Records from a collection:

****************************************

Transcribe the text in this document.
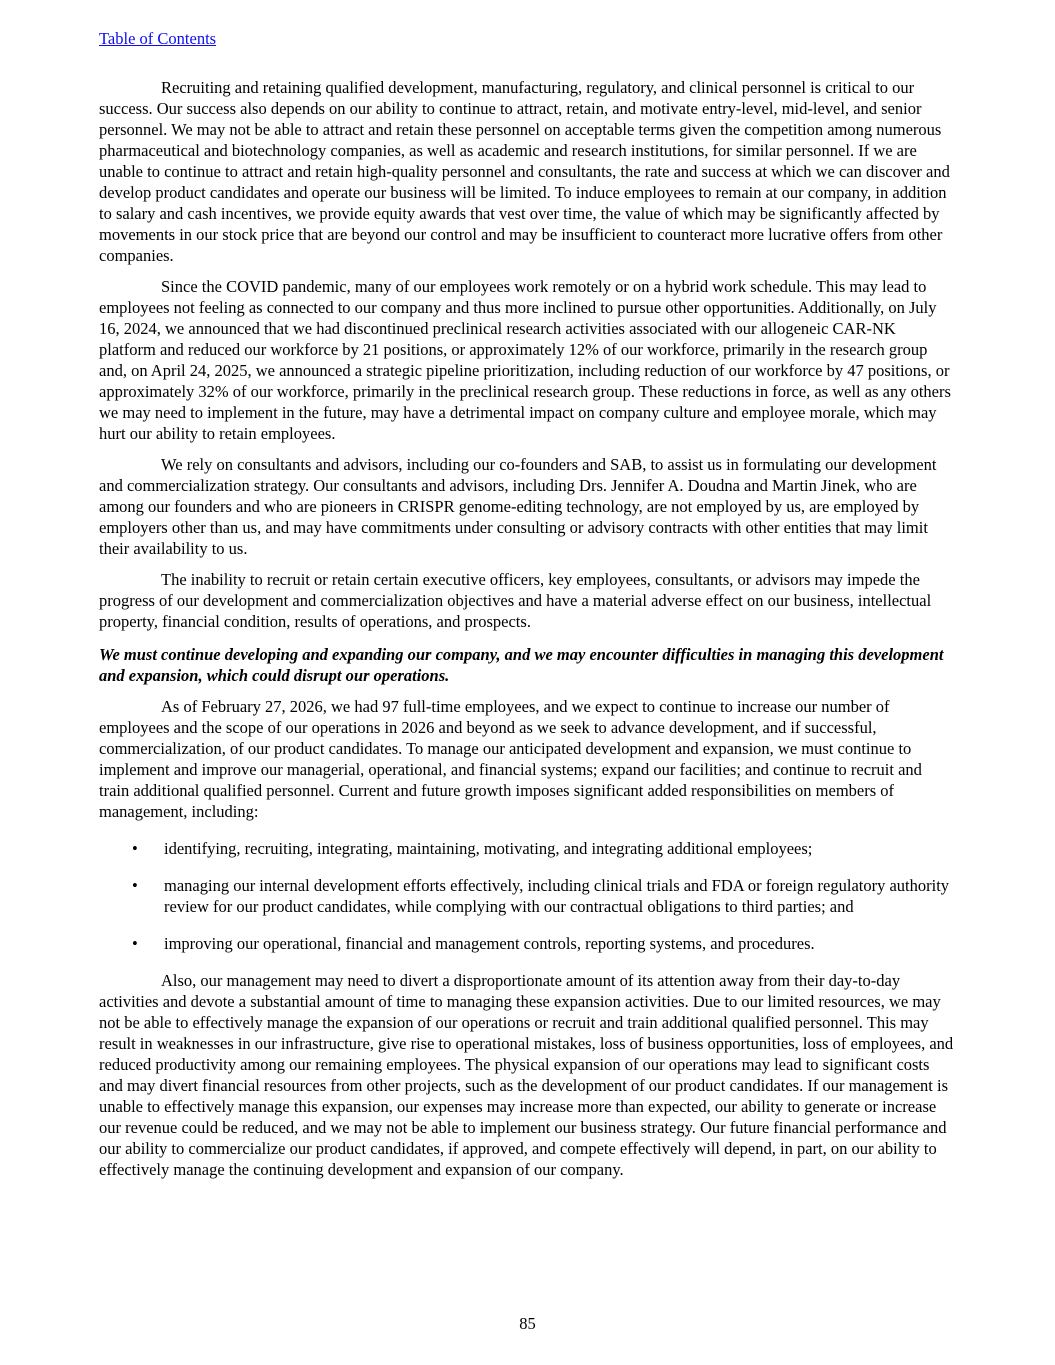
Table of Contents

Recruiting and retaining qualified development, manufacturing, regulatory, and clinical personnel is critical to our success. Our success also depends on our ability to continue to attract, retain, and motivate entry-level, mid-level, and senior personnel. We may not be able to attract and retain these personnel on acceptable terms given the competition among numerous pharmaceutical and biotechnology companies, as well as academic and research institutions, for similar personnel. If we are unable to continue to attract and retain high-quality personnel and consultants, the rate and success at which we can discover and develop product candidates and operate our business will be limited. To induce employees to remain at our company, in addition to salary and cash incentives, we provide equity awards that vest over time, the value of which may be significantly affected by movements in our stock price that are beyond our control and may be insufficient to counteract more lucrative offers from other companies.

Since the COVID pandemic, many of our employees work remotely or on a hybrid work schedule. This may lead to employees not feeling as connected to our company and thus more inclined to pursue other opportunities. Additionally, on July 16, 2024, we announced that we had discontinued preclinical research activities associated with our allogeneic CAR-NK platform and reduced our workforce by 21 positions, or approximately 12% of our workforce, primarily in the research group and, on April 24, 2025, we announced a strategic pipeline prioritization, including reduction of our workforce by 47 positions, or approximately 32% of our workforce, primarily in the preclinical research group. These reductions in force, as well as any others we may need to implement in the future, may have a detrimental impact on company culture and employee morale, which may hurt our ability to retain employees.

We rely on consultants and advisors, including our co-founders and SAB, to assist us in formulating our development and commercialization strategy. Our consultants and advisors, including Drs. Jennifer A. Doudna and Martin Jinek, who are among our founders and who are pioneers in CRISPR genome-editing technology, are not employed by us, are employed by employers other than us, and may have commitments under consulting or advisory contracts with other entities that may limit their availability to us.

The inability to recruit or retain certain executive officers, key employees, consultants, or advisors may impede the progress of our development and commercialization objectives and have a material adverse effect on our business, intellectual property, financial condition, results of operations, and prospects.

We must continue developing and expanding our company, and we may encounter difficulties in managing this development and expansion, which could disrupt our operations.

As of February 27, 2026, we had 97 full-time employees, and we expect to continue to increase our number of employees and the scope of our operations in 2026 and beyond as we seek to advance development, and if successful, commercialization, of our product candidates. To manage our anticipated development and expansion, we must continue to implement and improve our managerial, operational, and financial systems; expand our facilities; and continue to recruit and train additional qualified personnel. Current and future growth imposes significant added responsibilities on members of management, including:

•	identifying, recruiting, integrating, maintaining, motivating, and integrating additional employees;
•	managing our internal development efforts effectively, including clinical trials and FDA or foreign regulatory authority review for our product candidates, while complying with our contractual obligations to third parties; and
•	improving our operational, financial and management controls, reporting systems, and procedures.

Also, our management may need to divert a disproportionate amount of its attention away from their day-to-day activities and devote a substantial amount of time to managing these expansion activities. Due to our limited resources, we may not be able to effectively manage the expansion of our operations or recruit and train additional qualified personnel. This may result in weaknesses in our infrastructure, give rise to operational mistakes, loss of business opportunities, loss of employees, and reduced productivity among our remaining employees. The physical expansion of our operations may lead to significant costs and may divert financial resources from other projects, such as the development of our product candidates. If our management is unable to effectively manage this expansion, our expenses may increase more than expected, our ability to generate or increase our revenue could be reduced, and we may not be able to implement our business strategy. Our future financial performance and our ability to commercialize our product candidates, if approved, and compete effectively will depend, in part, on our ability to effectively manage the continuing development and expansion of our company.

85
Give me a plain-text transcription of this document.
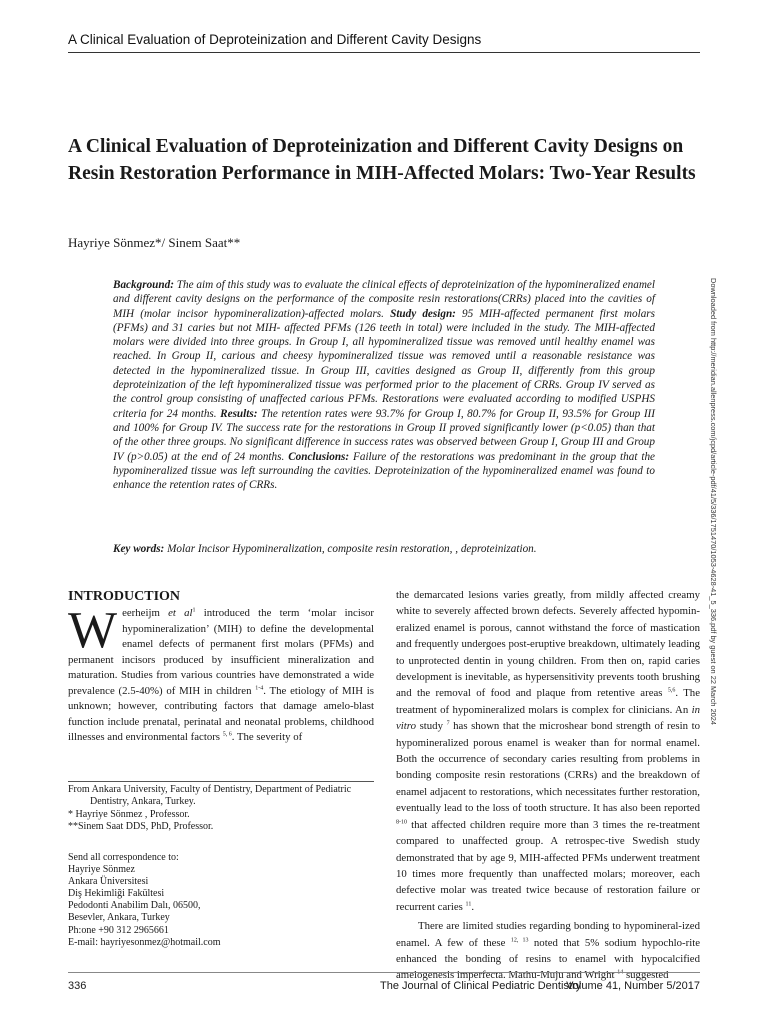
A Clinical Evaluation of Deproteinization and Different Cavity Designs
A Clinical Evaluation of Deproteinization and Different Cavity Designs on Resin Restoration Performance in MIH-Affected Molars: Two-Year Results
Hayriye Sönmez*/ Sinem Saat**

Background: The aim of this study was to evaluate the clinical effects of deproteinization of the hypomineralized enamel and different cavity designs on the performance of the composite resin restorations(CRRs) placed into the cavities of MIH (molar incisor hypomineralization)-affected molars. Study design: 95 MIH-affected permanent first molars (PFMs) and 31 caries but not MIH- affected PFMs (126 teeth in total) were included in the study. The MIH-affected molars were divided into three groups. In Group I, all hypomineralized tissue was removed until healthy enamel was reached. In Group II, carious and cheesy hypomineralized tissue was removed until a reasonable resistance was detected in the hypomineralized tissue. In Group III, cavities designed as Group II, differently from this group deproteinization of the left hypomineralized tissue was performed prior to the placement of CRRs. Group IV served as the control group consisting of unaffected carious PFMs. Restorations were evaluated according to modified USPHS criteria for 24 months. Results: The retention rates were 93.7% for Group I, 80.7% for Group II, 93.5% for Group III and 100% for Group IV. The success rate for the restorations in Group II proved significantly lower (p<0.05) than that of the other three groups. No significant difference in success rates was observed between Group I, Group III and Group IV (p>0.05) at the end of 24 months. Conclusions: Failure of the restorations was predominant in the group that the hypomineralized tissue was left surrounding the cavities. Deproteinization of the hypomineralized enamel was found to enhance the retention rates of CRRs.

Key words: Molar Incisor Hypomineralization, composite resin restoration, , deproteinization.	Downloaded from http://meridian.allenpress.com/jcpd/article-pdf/41/5/336/1751470/1053-4628-41_5_336.pdf by guest on 22 March 2024
INTRODUCTION

Weerheijm et $al^1$ introduced the term ‘molar incisor hypomineralization’ (MIH) to define the developmental enamel defects of permanent first molars (PFMs) and permanent incisors produced by insufficient mineralization and maturation. Studies from various countries have demonstrated a wide prevalence (2.5-40%) of MIH in children $^{1-4}$. The etiology of MIH is unknown; however, contributing factors that damage amelo-blast function include prenatal, perinatal and neonatal problems, childhood illnesses and environmental factors $^{5, 6}$. The severity of

the demarcated lesions varies greatly, from mildly affected creamy white to severely affected brown defects. Severely affected hypomin-eralized enamel is porous, cannot withstand the force of mastication and frequently undergoes post-eruptive breakdown, ultimately leading to unprotected dentin in young children. From then on, rapid caries development is inevitable, as hypersensitivity prevents tooth brushing and the removal of food and plaque from retentive areas $^{5,6}$. The treatment of hypomineralized molars is complex for clinicians. An in vitro study $^7$ has shown that the microshear bond strength of resin to hypomineralized porous enamel is weaker than for normal enamel. Both the occurrence of secondary caries resulting from problems in bonding composite resin restorations (CRRs) and the breakdown of enamel adjacent to restorations, which necessitates further restoration, eventually lead to the loss of tooth structure. It has also been reported $^{8-10}$ that affected children require more than 3 times the re-treatment compared to unaffected group. A retrospec-tive Swedish study demonstrated that by age 9, MIH-affected PFMs underwent treatment 10 times more frequently than unaffected molars; moreover, each defective molar was treated twice because of restoration failure or recurrent caries $^{11}$.

There are limited studies regarding bonding to hypomineral-ized enamel. A few of these $^{12, 13}$ noted that 5% sodium hypochlo-rite enhanced the bonding of resins to enamel with hypocalcified amelogenesis imperfecta. Mathu-Muju and Wright $^{14}$ suggested

From Ankara University, Faculty of Dentistry, Department of Pediatric
Dentistry, Ankara, Turkey.
* Hayriye Sönmez , Professor.
**Sinem Saat DDS, PhD, Professor.
Send all correspondence to:
Hayriye Sönmez
Ankara Üniversitesi
Diş Hekimliği Fakültesi
Pedodonti Anabilim Dalı, 06500,
Besevler, Ankara, Turkey
Ph:one +90 312 2965661
E-mail: hayriyesonmez@hotmail.com
336	The Journal of Clinical Pediatric Dentistry
Volume 41, Number 5/2017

****************************************

Your task: Make an exact copy of all entries above, dropping the images.

Solution for this task:
Transcribe the text in this document.
Table of Contents

Recruiting and retaining qualified development, manufacturing, regulatory, and clinical personnel is critical to our success. Our success also depends on our ability to continue to attract, retain, and motivate entry-level, mid-level, and senior personnel. We may not be able to attract and retain these personnel on acceptable terms given the competition among numerous pharmaceutical and biotechnology companies, as well as academic and research institutions, for similar personnel. If we are unable to continue to attract and retain high-quality personnel and consultants, the rate and success at which we can discover and develop product candidates and operate our business will be limited. To induce employees to remain at our company, in addition to salary and cash incentives, we provide equity awards that vest over time, the value of which may be significantly affected by movements in our stock price that are beyond our control and may be insufficient to counteract more lucrative offers from other companies.

Since the COVID pandemic, many of our employees work remotely or on a hybrid work schedule. This may lead to employees not feeling as connected to our company and thus more inclined to pursue other opportunities. Additionally, on July 16, 2024, we announced that we had discontinued preclinical research activities associated with our allogeneic CAR-NK platform and reduced our workforce by 21 positions, or approximately 12% of our workforce, primarily in the research group and, on April 24, 2025, we announced a strategic pipeline prioritization, including reduction of our workforce by 47 positions, or approximately 32% of our workforce, primarily in the preclinical research group. These reductions in force, as well as any others we may need to implement in the future, may have a detrimental impact on company culture and employee morale, which may hurt our ability to retain employees.

We rely on consultants and advisors, including our co-founders and SAB, to assist us in formulating our development and commercialization strategy. Our consultants and advisors, including Drs. Jennifer A. Doudna and Martin Jinek, who are among our founders and who are pioneers in CRISPR genome-editing technology, are not employed by us, are employed by employers other than us, and may have commitments under consulting or advisory contracts with other entities that may limit their availability to us.

The inability to recruit or retain certain executive officers, key employees, consultants, or advisors may impede the progress of our development and commercialization objectives and have a material adverse effect on our business, intellectual property, financial condition, results of operations, and prospects.

We must continue developing and expanding our company, and we may encounter difficulties in managing this development and expansion, which could disrupt our operations.

As of February 27, 2026, we had 97 full-time employees, and we expect to continue to increase our number of employees and the scope of our operations in 2026 and beyond as we seek to advance development, and if successful, commercialization, of our product candidates. To manage our anticipated development and expansion, we must continue to implement and improve our managerial, operational, and financial systems; expand our facilities; and continue to recruit and train additional qualified personnel. Current and future growth imposes significant added responsibilities on members of management, including:

•	identifying, recruiting, integrating, maintaining, motivating, and integrating additional employees;
•	managing our internal development efforts effectively, including clinical trials and FDA or foreign regulatory authority review for our product candidates, while complying with our contractual obligations to third parties; and
•	improving our operational, financial and management controls, reporting systems, and procedures.

Also, our management may need to divert a disproportionate amount of its attention away from their day-to-day activities and devote a substantial amount of time to managing these expansion activities. Due to our limited resources, we may not be able to effectively manage the expansion of our operations or recruit and train additional qualified personnel. This may result in weaknesses in our infrastructure, give rise to operational mistakes, loss of business opportunities, loss of employees, and reduced productivity among our remaining employees. The physical expansion of our operations may lead to significant costs and may divert financial resources from other projects, such as the development of our product candidates. If our management is unable to effectively manage this expansion, our expenses may increase more than expected, our ability to generate or increase our revenue could be reduced, and we may not be able to implement our business strategy. Our future financial performance and our ability to commercialize our product candidates, if approved, and compete effectively will depend, in part, on our ability to effectively manage the continuing development and expansion of our company.

85
Give me a plain-text transcription of this document.
A Clinical Evaluation of Deproteinization and Different Cavity Designs
A Clinical Evaluation of Deproteinization and Different Cavity Designs on Resin Restoration Performance in MIH-Affected Molars: Two-Year Results
Hayriye Sönmez*/ Sinem Saat**

Background: The aim of this study was to evaluate the clinical effects of deproteinization of the hypomineralized enamel and different cavity designs on the performance of the composite resin restorations(CRRs) placed into the cavities of MIH (molar incisor hypomineralization)-affected molars. Study design: 95 MIH-affected permanent first molars (PFMs) and 31 caries but not MIH- affected PFMs (126 teeth in total) were included in the study. The MIH-affected molars were divided into three groups. In Group I, all hypomineralized tissue was removed until healthy enamel was reached. In Group II, carious and cheesy hypomineralized tissue was removed until a reasonable resistance was detected in the hypomineralized tissue. In Group III, cavities designed as Group II, differently from this group deproteinization of the left hypomineralized tissue was performed prior to the placement of CRRs. Group IV served as the control group consisting of unaffected carious PFMs. Restorations were evaluated according to modified USPHS criteria for 24 months. Results: The retention rates were 93.7% for Group I, 80.7% for Group II, 93.5% for Group III and 100% for Group IV. The success rate for the restorations in Group II proved significantly lower (p<0.05) than that of the other three groups. No significant difference in success rates was observed between Group I, Group III and Group IV (p>0.05) at the end of 24 months. Conclusions: Failure of the restorations was predominant in the group that the hypomineralized tissue was left surrounding the cavities. Deproteinization of the hypomineralized enamel was found to enhance the retention rates of CRRs.

Key words: Molar Incisor Hypomineralization, composite resin restoration, , deproteinization.	Downloaded from http://meridian.allenpress.com/jcpd/article-pdf/41/5/336/1751470/1053-4628-41_5_336.pdf by guest on 22 March 2024
INTRODUCTION

Weerheijm et $al^1$ introduced the term ‘molar incisor hypomineralization’ (MIH) to define the developmental enamel defects of permanent first molars (PFMs) and permanent incisors produced by insufficient mineralization and maturation. Studies from various countries have demonstrated a wide prevalence (2.5-40%) of MIH in children $^{1-4}$. The etiology of MIH is unknown; however, contributing factors that damage amelo-blast function include prenatal, perinatal and neonatal problems, childhood illnesses and environmental factors $^{5, 6}$. The severity of

the demarcated lesions varies greatly, from mildly affected creamy white to severely affected brown defects. Severely affected hypomin-eralized enamel is porous, cannot withstand the force of mastication and frequently undergoes post-eruptive breakdown, ultimately leading to unprotected dentin in young children. From then on, rapid caries development is inevitable, as hypersensitivity prevents tooth brushing and the removal of food and plaque from retentive areas $^{5,6}$. The treatment of hypomineralized molars is complex for clinicians. An in vitro study $^7$ has shown that the microshear bond strength of resin to hypomineralized porous enamel is weaker than for normal enamel. Both the occurrence of secondary caries resulting from problems in bonding composite resin restorations (CRRs) and the breakdown of enamel adjacent to restorations, which necessitates further restoration, eventually lead to the loss of tooth structure. It has also been reported $^{8-10}$ that affected children require more than 3 times the re-treatment compared to unaffected group. A retrospec-tive Swedish study demonstrated that by age 9, MIH-affected PFMs underwent treatment 10 times more frequently than unaffected molars; moreover, each defective molar was treated twice because of restoration failure or recurrent caries $^{11}$.

There are limited studies regarding bonding to hypomineral-ized enamel. A few of these $^{12, 13}$ noted that 5% sodium hypochlo-rite enhanced the bonding of resins to enamel with hypocalcified amelogenesis imperfecta. Mathu-Muju and Wright $^{14}$ suggested

From Ankara University, Faculty of Dentistry, Department of Pediatric
Dentistry, Ankara, Turkey.
* Hayriye Sönmez , Professor.
**Sinem Saat DDS, PhD, Professor.
Send all correspondence to:
Hayriye Sönmez
Ankara Üniversitesi
Diş Hekimliği Fakültesi
Pedodonti Anabilim Dalı, 06500,
Besevler, Ankara, Turkey
Ph:one +90 312 2965661
E-mail: hayriyesonmez@hotmail.com
336	The Journal of Clinical Pediatric Dentistry
Volume 41, Number 5/2017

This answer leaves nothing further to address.